**The problem**: Report how many lines of the listing below include the word "ولیعصر". Give nothing but the number.

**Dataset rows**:
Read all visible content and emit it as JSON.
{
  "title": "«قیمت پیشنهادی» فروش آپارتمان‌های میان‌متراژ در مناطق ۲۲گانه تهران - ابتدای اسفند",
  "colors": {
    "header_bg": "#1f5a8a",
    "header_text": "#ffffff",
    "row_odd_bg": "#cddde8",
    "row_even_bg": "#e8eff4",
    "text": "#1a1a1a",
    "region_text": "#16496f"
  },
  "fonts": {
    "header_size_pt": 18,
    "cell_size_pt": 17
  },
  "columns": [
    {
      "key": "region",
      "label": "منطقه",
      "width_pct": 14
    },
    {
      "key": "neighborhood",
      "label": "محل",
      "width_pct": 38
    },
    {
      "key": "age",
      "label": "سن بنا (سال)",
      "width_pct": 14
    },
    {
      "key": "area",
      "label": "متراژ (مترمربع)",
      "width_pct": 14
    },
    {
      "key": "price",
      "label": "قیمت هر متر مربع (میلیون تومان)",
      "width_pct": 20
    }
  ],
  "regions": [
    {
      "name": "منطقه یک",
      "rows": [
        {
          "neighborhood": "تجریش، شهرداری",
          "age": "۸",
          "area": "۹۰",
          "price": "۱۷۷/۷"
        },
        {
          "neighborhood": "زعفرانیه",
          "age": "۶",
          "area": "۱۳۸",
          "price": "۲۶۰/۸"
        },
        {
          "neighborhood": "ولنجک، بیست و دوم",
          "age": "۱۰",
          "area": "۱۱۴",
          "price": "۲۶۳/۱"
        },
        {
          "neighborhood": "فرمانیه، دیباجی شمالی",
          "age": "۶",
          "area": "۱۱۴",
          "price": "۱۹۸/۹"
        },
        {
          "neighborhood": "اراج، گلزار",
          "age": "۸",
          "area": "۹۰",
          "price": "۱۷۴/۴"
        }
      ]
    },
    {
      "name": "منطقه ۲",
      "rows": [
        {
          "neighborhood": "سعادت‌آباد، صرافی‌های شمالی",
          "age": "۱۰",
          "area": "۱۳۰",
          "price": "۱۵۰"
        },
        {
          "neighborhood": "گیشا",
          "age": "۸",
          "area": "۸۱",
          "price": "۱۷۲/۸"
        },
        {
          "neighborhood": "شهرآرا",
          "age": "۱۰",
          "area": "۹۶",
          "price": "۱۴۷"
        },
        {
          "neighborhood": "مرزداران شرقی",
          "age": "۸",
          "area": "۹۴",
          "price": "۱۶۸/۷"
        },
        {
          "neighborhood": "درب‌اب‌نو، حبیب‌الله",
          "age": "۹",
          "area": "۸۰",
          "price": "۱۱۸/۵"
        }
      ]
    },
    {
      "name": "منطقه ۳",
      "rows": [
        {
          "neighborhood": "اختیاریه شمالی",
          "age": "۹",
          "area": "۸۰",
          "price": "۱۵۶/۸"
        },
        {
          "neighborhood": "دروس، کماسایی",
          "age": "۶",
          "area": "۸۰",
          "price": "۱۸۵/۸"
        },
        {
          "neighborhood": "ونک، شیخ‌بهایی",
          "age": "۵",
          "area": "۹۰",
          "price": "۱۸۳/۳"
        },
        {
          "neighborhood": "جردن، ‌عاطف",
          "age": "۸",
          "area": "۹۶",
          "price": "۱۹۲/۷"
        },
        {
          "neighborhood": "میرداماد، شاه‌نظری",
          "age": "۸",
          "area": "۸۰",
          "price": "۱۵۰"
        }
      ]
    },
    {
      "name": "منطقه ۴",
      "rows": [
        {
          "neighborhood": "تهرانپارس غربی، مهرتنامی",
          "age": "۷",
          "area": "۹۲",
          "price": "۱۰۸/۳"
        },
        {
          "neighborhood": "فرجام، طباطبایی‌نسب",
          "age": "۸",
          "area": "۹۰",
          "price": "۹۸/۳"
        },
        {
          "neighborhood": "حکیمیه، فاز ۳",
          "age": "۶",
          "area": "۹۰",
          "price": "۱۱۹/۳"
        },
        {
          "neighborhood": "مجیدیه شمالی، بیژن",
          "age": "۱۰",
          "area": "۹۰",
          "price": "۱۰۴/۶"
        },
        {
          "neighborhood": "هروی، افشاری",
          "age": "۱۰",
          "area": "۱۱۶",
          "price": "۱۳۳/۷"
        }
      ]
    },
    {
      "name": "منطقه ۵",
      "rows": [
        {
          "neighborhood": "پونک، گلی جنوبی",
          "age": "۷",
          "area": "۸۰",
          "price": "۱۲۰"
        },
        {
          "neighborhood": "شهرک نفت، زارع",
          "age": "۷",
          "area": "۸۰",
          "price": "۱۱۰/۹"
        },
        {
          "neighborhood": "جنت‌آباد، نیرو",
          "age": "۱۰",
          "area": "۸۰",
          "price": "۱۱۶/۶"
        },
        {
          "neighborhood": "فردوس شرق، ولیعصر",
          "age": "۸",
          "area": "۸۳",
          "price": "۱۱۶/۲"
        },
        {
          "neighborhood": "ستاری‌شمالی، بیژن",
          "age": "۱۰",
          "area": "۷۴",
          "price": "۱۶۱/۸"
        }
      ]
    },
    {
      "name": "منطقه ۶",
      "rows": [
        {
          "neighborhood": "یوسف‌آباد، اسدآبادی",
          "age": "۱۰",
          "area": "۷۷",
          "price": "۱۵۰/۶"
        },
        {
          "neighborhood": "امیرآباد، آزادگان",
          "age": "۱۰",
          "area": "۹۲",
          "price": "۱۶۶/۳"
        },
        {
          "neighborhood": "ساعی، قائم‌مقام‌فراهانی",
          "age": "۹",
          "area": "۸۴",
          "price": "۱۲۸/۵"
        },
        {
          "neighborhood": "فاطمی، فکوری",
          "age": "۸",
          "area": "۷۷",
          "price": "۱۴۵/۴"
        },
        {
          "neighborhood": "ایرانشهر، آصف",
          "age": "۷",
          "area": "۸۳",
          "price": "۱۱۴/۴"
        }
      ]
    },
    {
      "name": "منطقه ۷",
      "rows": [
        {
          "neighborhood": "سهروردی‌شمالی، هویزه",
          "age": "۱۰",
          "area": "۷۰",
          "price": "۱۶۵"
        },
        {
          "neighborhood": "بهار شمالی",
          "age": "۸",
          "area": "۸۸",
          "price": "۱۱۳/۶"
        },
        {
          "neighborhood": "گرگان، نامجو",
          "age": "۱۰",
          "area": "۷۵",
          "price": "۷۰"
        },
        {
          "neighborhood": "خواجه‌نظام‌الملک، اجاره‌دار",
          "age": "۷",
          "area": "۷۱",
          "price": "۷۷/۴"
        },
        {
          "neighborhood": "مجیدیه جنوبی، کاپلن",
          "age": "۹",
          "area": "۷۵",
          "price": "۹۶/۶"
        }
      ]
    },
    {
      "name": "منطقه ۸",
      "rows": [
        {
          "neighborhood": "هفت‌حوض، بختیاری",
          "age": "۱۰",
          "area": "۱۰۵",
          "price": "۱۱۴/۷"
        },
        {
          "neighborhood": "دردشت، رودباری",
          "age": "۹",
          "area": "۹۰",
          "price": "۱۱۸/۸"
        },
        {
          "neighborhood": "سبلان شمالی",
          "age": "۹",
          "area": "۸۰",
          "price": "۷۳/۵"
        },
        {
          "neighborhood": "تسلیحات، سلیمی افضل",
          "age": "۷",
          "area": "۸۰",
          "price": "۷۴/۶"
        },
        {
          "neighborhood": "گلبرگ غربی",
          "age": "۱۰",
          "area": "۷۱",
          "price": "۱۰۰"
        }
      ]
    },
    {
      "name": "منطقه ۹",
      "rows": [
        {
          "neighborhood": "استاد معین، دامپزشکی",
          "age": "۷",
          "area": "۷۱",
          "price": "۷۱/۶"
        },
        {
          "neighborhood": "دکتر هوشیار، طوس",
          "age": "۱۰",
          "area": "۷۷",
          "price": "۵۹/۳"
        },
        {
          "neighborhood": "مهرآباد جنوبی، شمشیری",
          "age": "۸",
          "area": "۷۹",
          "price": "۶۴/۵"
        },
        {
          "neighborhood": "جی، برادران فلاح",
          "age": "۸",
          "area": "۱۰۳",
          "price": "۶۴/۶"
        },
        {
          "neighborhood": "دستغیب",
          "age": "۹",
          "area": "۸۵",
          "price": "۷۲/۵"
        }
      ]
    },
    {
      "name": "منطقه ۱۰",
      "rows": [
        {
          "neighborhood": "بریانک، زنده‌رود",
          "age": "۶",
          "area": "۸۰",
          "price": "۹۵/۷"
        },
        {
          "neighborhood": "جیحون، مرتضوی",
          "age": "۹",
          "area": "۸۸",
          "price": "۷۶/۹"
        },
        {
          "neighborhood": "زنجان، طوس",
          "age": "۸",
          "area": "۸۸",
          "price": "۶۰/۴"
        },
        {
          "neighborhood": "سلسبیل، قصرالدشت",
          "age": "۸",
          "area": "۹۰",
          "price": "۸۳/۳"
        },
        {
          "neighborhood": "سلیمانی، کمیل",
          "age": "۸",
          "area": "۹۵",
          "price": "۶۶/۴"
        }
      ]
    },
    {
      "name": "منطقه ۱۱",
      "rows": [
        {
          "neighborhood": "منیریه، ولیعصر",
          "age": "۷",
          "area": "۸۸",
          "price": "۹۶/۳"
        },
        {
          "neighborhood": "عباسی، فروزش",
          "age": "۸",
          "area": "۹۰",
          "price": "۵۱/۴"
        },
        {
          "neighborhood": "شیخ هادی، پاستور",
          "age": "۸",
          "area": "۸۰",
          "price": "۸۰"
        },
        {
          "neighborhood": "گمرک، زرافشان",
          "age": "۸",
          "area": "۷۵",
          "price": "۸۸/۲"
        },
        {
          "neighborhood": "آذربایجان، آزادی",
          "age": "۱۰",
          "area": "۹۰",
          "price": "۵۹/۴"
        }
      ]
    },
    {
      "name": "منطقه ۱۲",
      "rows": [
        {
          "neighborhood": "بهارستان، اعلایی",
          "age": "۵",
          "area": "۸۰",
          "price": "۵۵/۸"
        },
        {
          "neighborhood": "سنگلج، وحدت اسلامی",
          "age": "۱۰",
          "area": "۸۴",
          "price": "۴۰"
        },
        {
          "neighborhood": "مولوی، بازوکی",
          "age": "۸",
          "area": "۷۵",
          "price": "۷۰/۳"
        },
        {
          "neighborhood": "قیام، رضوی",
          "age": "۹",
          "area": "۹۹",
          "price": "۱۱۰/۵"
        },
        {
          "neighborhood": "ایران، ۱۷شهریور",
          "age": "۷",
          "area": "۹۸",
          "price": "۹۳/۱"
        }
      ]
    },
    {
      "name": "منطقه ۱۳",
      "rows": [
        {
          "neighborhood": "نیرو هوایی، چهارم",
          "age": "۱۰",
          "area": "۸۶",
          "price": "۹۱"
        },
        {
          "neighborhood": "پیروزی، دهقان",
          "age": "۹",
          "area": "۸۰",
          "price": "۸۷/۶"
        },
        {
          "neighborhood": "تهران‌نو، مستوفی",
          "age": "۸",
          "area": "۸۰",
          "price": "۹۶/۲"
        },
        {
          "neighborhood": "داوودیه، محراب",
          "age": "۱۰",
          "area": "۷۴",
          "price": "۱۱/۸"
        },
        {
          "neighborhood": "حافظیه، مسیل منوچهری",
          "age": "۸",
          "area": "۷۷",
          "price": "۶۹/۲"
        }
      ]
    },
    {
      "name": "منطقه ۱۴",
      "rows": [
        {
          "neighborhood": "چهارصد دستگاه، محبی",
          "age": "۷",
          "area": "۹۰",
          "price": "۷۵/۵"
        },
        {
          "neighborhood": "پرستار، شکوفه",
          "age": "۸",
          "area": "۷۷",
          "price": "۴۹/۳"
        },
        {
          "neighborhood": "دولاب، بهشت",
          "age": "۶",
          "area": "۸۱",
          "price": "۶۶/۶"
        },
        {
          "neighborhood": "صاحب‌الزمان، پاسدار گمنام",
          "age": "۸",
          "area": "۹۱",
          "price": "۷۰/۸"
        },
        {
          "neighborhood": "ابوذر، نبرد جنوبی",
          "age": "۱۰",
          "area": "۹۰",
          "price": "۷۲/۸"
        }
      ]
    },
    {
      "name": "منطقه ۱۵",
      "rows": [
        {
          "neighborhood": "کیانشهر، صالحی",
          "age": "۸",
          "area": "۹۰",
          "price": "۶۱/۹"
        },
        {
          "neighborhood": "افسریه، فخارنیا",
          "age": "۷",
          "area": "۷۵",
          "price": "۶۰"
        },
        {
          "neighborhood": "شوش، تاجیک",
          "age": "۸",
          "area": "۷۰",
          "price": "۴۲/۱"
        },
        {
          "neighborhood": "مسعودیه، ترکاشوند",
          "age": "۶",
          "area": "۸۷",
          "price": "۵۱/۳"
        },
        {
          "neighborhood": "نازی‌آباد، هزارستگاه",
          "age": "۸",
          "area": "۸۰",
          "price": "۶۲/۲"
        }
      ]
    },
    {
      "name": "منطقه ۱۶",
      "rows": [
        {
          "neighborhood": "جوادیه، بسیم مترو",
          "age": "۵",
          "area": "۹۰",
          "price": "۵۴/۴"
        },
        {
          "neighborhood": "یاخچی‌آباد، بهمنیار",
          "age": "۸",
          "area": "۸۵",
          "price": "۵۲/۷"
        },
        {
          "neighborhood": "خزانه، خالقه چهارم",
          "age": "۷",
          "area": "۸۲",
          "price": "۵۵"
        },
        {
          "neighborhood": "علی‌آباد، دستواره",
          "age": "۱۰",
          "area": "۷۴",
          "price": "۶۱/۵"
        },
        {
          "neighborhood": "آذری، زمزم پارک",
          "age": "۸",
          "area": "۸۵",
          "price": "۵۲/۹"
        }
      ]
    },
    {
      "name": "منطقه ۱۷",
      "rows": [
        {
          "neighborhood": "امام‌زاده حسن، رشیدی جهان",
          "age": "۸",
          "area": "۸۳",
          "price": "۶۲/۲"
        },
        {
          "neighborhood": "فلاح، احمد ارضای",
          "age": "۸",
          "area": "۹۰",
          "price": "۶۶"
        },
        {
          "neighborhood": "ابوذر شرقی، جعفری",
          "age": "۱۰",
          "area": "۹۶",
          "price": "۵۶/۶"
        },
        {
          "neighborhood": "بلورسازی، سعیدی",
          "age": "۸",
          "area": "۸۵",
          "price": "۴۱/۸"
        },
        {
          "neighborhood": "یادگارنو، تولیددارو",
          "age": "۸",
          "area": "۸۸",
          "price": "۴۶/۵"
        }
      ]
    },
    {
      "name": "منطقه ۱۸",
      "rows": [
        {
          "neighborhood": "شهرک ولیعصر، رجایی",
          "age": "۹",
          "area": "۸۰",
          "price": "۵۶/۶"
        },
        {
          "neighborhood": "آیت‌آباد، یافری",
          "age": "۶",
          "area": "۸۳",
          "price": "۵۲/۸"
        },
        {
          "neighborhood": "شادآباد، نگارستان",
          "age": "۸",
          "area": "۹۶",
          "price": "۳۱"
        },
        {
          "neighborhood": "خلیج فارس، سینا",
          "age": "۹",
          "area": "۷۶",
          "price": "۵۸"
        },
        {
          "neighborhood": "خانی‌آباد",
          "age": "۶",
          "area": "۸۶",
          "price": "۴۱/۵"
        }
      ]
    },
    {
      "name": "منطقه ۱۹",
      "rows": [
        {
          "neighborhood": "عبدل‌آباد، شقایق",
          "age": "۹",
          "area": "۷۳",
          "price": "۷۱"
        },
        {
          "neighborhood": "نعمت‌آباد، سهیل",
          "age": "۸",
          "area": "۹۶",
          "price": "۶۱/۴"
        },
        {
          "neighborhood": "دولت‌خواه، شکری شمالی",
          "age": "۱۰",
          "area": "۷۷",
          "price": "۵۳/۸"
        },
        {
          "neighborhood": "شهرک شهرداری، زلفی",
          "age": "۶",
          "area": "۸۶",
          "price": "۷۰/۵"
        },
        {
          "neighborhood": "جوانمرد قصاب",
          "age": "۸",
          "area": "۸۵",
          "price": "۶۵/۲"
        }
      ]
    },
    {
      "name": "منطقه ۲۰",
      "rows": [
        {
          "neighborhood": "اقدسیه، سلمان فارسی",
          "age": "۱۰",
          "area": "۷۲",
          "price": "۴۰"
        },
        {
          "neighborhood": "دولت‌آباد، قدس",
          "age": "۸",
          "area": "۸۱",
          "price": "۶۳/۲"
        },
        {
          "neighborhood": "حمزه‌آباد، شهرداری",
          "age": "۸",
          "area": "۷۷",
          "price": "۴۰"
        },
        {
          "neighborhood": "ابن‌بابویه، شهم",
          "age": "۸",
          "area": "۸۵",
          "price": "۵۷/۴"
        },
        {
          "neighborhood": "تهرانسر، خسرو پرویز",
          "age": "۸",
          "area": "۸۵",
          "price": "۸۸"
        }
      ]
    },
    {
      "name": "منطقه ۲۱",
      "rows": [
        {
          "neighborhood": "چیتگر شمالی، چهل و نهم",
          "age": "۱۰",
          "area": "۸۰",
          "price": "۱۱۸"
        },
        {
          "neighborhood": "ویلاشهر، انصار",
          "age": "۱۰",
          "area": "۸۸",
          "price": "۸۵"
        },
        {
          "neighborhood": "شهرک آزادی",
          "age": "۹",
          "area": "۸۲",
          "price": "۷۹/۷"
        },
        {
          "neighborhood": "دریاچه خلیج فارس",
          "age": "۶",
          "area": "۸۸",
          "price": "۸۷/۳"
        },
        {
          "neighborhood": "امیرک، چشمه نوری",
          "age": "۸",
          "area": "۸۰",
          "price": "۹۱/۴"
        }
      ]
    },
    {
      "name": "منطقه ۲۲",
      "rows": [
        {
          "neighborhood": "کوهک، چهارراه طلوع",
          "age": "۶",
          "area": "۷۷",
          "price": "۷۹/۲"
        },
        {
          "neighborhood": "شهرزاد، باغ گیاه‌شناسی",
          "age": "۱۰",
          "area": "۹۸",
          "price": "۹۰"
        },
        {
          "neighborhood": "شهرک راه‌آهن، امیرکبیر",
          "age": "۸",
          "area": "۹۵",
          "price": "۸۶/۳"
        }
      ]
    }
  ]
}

**Solution below**: 3